● **INSTRUCTIONS TO FOLLOW**: Tally each line where the word "DevDependências" occurs, then give only the total.

────

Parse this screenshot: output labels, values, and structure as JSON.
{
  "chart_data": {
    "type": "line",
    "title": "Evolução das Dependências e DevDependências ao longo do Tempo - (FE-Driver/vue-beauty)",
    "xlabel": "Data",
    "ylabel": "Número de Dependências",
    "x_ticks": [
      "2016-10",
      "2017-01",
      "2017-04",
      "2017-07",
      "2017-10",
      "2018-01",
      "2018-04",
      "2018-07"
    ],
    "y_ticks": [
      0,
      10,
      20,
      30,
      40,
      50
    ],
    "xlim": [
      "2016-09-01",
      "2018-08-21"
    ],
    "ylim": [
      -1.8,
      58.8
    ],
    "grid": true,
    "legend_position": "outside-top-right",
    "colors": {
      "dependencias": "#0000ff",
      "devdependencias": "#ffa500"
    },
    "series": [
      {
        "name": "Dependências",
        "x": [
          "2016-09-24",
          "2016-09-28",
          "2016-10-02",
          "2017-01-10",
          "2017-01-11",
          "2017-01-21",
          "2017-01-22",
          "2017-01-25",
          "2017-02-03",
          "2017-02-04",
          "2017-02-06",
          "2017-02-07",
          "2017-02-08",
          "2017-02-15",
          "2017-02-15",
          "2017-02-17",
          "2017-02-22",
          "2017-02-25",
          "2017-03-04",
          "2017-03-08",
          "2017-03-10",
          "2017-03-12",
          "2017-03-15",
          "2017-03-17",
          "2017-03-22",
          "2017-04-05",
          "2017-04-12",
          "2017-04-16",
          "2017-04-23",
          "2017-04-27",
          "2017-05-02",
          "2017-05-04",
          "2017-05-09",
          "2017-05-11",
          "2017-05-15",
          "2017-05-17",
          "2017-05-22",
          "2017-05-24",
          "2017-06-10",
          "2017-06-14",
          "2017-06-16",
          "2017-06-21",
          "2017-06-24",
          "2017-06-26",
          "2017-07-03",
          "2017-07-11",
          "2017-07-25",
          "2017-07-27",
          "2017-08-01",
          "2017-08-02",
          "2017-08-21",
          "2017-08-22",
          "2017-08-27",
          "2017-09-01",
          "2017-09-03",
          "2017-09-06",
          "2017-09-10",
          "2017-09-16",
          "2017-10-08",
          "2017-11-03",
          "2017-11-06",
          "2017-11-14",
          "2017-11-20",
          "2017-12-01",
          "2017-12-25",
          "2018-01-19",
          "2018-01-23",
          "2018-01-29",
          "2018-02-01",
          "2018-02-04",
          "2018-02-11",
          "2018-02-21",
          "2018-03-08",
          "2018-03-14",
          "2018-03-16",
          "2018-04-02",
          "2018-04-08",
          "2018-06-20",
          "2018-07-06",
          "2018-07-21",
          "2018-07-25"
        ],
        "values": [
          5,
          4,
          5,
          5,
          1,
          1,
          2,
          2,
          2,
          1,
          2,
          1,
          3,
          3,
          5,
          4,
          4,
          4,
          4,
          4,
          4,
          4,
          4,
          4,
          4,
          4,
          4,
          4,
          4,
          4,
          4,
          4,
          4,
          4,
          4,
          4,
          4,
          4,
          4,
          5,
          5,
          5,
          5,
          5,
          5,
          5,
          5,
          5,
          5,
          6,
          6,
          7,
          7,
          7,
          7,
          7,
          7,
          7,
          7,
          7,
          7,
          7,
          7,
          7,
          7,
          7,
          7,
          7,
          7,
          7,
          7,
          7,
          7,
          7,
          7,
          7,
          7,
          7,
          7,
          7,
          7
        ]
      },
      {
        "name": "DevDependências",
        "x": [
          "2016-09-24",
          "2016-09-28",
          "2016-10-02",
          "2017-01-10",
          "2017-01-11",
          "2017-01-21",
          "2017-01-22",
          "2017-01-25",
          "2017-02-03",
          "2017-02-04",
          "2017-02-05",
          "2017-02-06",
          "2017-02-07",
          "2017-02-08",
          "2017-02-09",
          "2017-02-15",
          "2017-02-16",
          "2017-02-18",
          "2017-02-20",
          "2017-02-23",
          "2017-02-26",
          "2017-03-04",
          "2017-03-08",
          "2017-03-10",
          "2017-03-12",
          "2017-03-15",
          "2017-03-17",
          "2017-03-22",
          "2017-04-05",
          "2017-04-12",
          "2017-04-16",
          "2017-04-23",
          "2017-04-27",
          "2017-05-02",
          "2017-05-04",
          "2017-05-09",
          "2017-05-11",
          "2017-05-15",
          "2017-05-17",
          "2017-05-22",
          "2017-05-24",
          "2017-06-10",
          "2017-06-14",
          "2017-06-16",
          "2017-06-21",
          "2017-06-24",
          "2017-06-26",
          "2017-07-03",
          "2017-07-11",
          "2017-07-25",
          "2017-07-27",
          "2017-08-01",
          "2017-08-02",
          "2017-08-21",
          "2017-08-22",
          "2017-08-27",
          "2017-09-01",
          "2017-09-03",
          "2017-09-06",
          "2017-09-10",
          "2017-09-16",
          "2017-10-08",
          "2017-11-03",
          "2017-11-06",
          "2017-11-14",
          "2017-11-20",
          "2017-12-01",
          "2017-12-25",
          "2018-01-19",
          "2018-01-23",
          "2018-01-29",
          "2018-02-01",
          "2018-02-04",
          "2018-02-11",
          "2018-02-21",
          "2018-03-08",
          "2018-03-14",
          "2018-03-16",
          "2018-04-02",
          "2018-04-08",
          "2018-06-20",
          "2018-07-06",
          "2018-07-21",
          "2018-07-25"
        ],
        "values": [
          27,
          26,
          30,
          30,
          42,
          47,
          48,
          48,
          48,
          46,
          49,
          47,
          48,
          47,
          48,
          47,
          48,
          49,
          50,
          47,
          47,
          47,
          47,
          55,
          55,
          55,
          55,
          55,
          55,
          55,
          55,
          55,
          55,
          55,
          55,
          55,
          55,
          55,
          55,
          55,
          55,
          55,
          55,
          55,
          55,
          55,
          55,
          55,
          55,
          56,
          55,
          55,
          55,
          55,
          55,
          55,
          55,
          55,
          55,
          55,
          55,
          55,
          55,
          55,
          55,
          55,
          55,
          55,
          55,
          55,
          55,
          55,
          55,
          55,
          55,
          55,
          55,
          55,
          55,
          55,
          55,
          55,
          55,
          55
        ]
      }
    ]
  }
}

────

● **RESPONSE**: 2